State how many lines of the entries hold the string "icon", and output nothing but that count.

Rows from a dataset:
⁂
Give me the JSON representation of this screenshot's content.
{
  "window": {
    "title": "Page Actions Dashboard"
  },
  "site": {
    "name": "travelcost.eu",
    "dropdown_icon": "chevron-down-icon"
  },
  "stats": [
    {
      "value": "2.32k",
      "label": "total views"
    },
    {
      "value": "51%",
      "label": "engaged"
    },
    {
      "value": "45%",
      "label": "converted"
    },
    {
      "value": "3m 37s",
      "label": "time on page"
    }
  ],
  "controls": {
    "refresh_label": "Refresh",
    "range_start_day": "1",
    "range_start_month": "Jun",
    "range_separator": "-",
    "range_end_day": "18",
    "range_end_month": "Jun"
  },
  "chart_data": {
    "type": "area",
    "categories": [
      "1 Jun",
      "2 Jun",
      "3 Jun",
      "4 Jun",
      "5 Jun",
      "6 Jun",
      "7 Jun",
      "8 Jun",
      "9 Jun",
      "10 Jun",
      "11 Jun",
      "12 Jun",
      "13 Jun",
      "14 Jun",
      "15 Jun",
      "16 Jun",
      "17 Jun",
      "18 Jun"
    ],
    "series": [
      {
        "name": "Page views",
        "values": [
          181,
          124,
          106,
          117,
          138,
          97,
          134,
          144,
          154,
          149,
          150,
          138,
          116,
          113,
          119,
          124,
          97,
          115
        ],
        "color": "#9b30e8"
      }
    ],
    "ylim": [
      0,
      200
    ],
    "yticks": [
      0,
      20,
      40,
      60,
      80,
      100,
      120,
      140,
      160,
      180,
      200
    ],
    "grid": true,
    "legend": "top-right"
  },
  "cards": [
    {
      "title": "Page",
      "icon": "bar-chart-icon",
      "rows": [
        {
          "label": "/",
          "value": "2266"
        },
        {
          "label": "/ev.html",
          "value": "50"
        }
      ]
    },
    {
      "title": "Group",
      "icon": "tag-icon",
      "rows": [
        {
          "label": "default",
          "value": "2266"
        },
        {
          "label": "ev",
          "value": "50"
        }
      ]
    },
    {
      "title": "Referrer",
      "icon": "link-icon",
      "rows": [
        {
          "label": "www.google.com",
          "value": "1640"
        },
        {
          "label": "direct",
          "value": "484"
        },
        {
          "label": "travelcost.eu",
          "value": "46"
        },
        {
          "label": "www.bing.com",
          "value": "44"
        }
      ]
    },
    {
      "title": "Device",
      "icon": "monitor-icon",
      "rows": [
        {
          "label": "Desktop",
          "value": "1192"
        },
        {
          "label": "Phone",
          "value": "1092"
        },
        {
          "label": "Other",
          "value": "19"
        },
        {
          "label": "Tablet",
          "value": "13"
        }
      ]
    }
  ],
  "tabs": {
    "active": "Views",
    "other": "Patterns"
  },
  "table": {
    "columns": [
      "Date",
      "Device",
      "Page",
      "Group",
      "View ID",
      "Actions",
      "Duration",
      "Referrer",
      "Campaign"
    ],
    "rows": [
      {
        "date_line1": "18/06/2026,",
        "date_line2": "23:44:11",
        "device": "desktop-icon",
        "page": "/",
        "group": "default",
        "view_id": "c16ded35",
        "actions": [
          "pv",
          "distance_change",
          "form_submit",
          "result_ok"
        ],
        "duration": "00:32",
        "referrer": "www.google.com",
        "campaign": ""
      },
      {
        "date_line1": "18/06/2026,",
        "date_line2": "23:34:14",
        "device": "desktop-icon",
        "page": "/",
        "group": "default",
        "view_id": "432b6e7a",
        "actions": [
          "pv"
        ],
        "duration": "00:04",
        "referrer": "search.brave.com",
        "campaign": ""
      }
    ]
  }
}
⁂
(Solution for this problem):
7